◆ SHORT TASK
In the material below, find each line holding the string "kredita" and copy it.

(Figure record listings)
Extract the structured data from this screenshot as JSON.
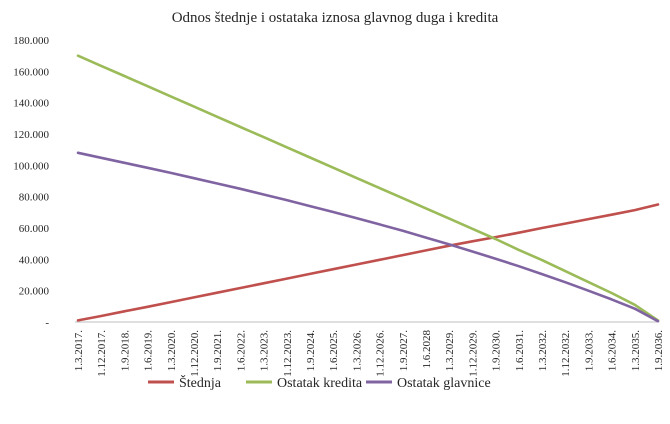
{
  "chart_data": {
    "type": "line",
    "title": "Odnos štednje i ostataka iznosa  glavnog  duga i kredita",
    "xlabel": "",
    "ylabel": "",
    "ylim": [
      0,
      180000
    ],
    "grid": false,
    "legend_position": "bottom",
    "y_ticks": [
      0,
      20000,
      40000,
      60000,
      80000,
      100000,
      120000,
      140000,
      160000,
      180000
    ],
    "y_tick_labels": [
      "-",
      "20.000",
      "40.000",
      "60.000",
      "80.000",
      "100.000",
      "120.000",
      "140.000",
      "160.000",
      "180.000"
    ],
    "x_tick_labels": [
      "1.3.2017.",
      "1.12.2017.",
      "1.9.2018.",
      "1.6.2019.",
      "1.3.2020.",
      "1.12.2020.",
      "1.9.2021.",
      "1.6.2022.",
      "1.3.2023.",
      "1.12.2023.",
      "1.9.2024.",
      "1.6.2025.",
      "1.3.2026.",
      "1.12.2026.",
      "1.9.2027.",
      "1.6.2028",
      "1.3.2029.",
      "1.12.2029.",
      "1.9.2030.",
      "1.6.2031.",
      "1.3.2032.",
      "1.12.2032.",
      "1.9.2033.",
      "1.6.2034.",
      "1.3.2035.",
      "1.9.2036."
    ],
    "x": [
      "1.3.2017.",
      "1.12.2017.",
      "1.9.2018.",
      "1.6.2019.",
      "1.3.2020.",
      "1.12.2020.",
      "1.9.2021.",
      "1.6.2022.",
      "1.3.2023.",
      "1.12.2023.",
      "1.9.2024.",
      "1.6.2025.",
      "1.3.2026.",
      "1.12.2026.",
      "1.9.2027.",
      "1.6.2028",
      "1.3.2029.",
      "1.12.2029.",
      "1.9.2030.",
      "1.6.2031.",
      "1.3.2032.",
      "1.12.2032.",
      "1.9.2033.",
      "1.6.2034.",
      "1.3.2035.",
      "1.9.2036."
    ],
    "series": [
      {
        "name": "Štednja",
        "color": "#c0504d",
        "values": [
          1000,
          3800,
          6800,
          9700,
          12700,
          15700,
          18700,
          21700,
          24700,
          27700,
          30700,
          33700,
          36700,
          39700,
          42700,
          45700,
          48700,
          51500,
          54200,
          57000,
          60000,
          62800,
          65700,
          68500,
          71400,
          75000
        ]
      },
      {
        "name": "Ostatak kredita",
        "color": "#9bbb59",
        "values": [
          170000,
          163500,
          157000,
          150500,
          144000,
          137500,
          131000,
          124500,
          118000,
          111500,
          105000,
          98500,
          92000,
          85500,
          79000,
          72500,
          66000,
          59500,
          53000,
          46000,
          39500,
          32500,
          25500,
          18500,
          11000,
          1000
        ]
      },
      {
        "name": "Ostatak glavnice",
        "color": "#8064a2",
        "values": [
          108000,
          104800,
          101600,
          98400,
          95200,
          91800,
          88400,
          85000,
          81400,
          77800,
          74000,
          70200,
          66300,
          62300,
          58200,
          53900,
          49500,
          45000,
          40400,
          35600,
          30600,
          25400,
          20000,
          14400,
          8500,
          500
        ]
      }
    ]
  }
}
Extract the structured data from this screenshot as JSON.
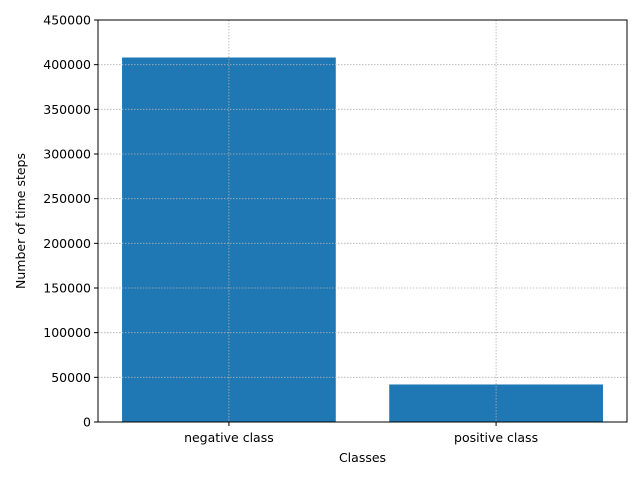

◆ SOLVED EXERCISE
    "title": "Odnos štednje i ostataka iznosa  glavnog  duga i kredita",
        "name": "Ostatak kredita",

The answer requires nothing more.